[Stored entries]
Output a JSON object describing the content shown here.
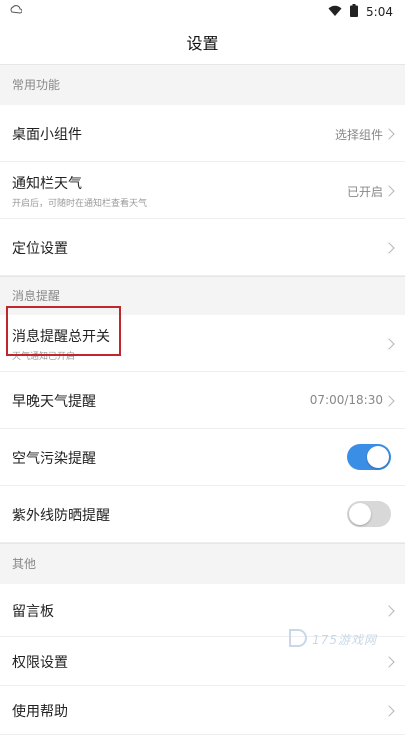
{
  "status_bar": {
    "time": "5:04"
  },
  "title": "设置",
  "sections": {
    "common": "常用功能",
    "reminders": "消息提醒",
    "other": "其他"
  },
  "rows": {
    "widget": {
      "title": "桌面小组件",
      "value": "选择组件"
    },
    "notif_weather": {
      "title": "通知栏天气",
      "subtitle": "开启后，可随时在通知栏查看天气",
      "value": "已开启"
    },
    "location": {
      "title": "定位设置"
    },
    "reminder_master": {
      "title": "消息提醒总开关",
      "subtitle": "天气通知已开启"
    },
    "morning_evening": {
      "title": "早晚天气提醒",
      "value": "07:00/18:30"
    },
    "air_pollution": {
      "title": "空气污染提醒",
      "enabled": true
    },
    "uv": {
      "title": "紫外线防晒提醒",
      "enabled": false
    },
    "message_board": {
      "title": "留言板"
    },
    "permissions": {
      "title": "权限设置"
    },
    "help": {
      "title": "使用帮助"
    }
  },
  "watermark": "175游戏网",
  "colors": {
    "accent": "#3b8ee6",
    "highlight": "#c0272d",
    "toggle_off": "#d8d8d8"
  }
}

_Your goal:_ Without the pictures, extract every entry verbatim.

_The answer:_
Output a JSON object describing the content shown here.
{
  "status_bar": {
    "time": "5:04"
  },
  "title": "设置",
  "sections": {
    "common": "常用功能",
    "reminders": "消息提醒",
    "other": "其他"
  },
  "rows": {
    "widget": {
      "title": "桌面小组件",
      "value": "选择组件"
    },
    "notif_weather": {
      "title": "通知栏天气",
      "subtitle": "开启后，可随时在通知栏查看天气",
      "value": "已开启"
    },
    "location": {
      "title": "定位设置"
    },
    "reminder_master": {
      "title": "消息提醒总开关",
      "subtitle": "天气通知已开启"
    },
    "morning_evening": {
      "title": "早晚天气提醒",
      "value": "07:00/18:30"
    },
    "air_pollution": {
      "title": "空气污染提醒",
      "enabled": true
    },
    "uv": {
      "title": "紫外线防晒提醒",
      "enabled": false
    },
    "message_board": {
      "title": "留言板"
    },
    "permissions": {
      "title": "权限设置"
    },
    "help": {
      "title": "使用帮助"
    }
  },
  "watermark": "175游戏网",
  "colors": {
    "accent": "#3b8ee6",
    "highlight": "#c0272d",
    "toggle_off": "#d8d8d8"
  }
}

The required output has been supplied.